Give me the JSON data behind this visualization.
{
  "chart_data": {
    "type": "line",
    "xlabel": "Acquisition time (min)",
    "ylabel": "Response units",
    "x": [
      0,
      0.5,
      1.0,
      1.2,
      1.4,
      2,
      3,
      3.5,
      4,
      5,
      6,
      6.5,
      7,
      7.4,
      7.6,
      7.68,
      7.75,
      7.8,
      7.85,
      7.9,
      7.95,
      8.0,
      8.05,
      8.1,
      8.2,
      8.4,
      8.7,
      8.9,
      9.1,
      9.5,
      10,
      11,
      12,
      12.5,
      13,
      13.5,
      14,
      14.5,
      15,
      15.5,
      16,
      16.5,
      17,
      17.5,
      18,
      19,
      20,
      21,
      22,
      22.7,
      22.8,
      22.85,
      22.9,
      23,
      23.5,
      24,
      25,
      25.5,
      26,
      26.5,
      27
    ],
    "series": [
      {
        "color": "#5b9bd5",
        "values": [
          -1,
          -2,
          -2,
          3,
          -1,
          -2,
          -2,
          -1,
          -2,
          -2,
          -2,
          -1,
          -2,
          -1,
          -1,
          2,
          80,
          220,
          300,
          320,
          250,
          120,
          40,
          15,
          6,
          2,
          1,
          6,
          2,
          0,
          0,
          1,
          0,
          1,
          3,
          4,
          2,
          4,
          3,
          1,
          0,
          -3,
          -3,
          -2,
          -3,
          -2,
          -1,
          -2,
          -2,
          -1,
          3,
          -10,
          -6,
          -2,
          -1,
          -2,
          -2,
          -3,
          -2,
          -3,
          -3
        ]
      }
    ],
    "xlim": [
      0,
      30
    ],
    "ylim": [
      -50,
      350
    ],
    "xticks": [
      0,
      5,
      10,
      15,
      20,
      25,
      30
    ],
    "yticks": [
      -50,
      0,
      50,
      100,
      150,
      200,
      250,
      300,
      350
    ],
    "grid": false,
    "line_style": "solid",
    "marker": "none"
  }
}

■ **Problem to solve**: Extract every entry in the listing word for word.

■ **Answer to this exercise**:
Give me the JSON data behind this visualization.
{
  "chart_data": {
    "type": "line",
    "xlabel": "Acquisition time (min)",
    "ylabel": "Response units",
    "x": [
      0,
      0.5,
      1.0,
      1.2,
      1.4,
      2,
      3,
      3.5,
      4,
      5,
      6,
      6.5,
      7,
      7.4,
      7.6,
      7.68,
      7.75,
      7.8,
      7.85,
      7.9,
      7.95,
      8.0,
      8.05,
      8.1,
      8.2,
      8.4,
      8.7,
      8.9,
      9.1,
      9.5,
      10,
      11,
      12,
      12.5,
      13,
      13.5,
      14,
      14.5,
      15,
      15.5,
      16,
      16.5,
      17,
      17.5,
      18,
      19,
      20,
      21,
      22,
      22.7,
      22.8,
      22.85,
      22.9,
      23,
      23.5,
      24,
      25,
      25.5,
      26,
      26.5,
      27
    ],
    "series": [
      {
        "color": "#5b9bd5",
        "values": [
          -1,
          -2,
          -2,
          3,
          -1,
          -2,
          -2,
          -1,
          -2,
          -2,
          -2,
          -1,
          -2,
          -1,
          -1,
          2,
          80,
          220,
          300,
          320,
          250,
          120,
          40,
          15,
          6,
          2,
          1,
          6,
          2,
          0,
          0,
          1,
          0,
          1,
          3,
          4,
          2,
          4,
          3,
          1,
          0,
          -3,
          -3,
          -2,
          -3,
          -2,
          -1,
          -2,
          -2,
          -1,
          3,
          -10,
          -6,
          -2,
          -1,
          -2,
          -2,
          -3,
          -2,
          -3,
          -3
        ]
      }
    ],
    "xlim": [
      0,
      30
    ],
    "ylim": [
      -50,
      350
    ],
    "xticks": [
      0,
      5,
      10,
      15,
      20,
      25,
      30
    ],
    "yticks": [
      -50,
      0,
      50,
      100,
      150,
      200,
      250,
      300,
      350
    ],
    "grid": false,
    "line_style": "solid",
    "marker": "none"
  }
}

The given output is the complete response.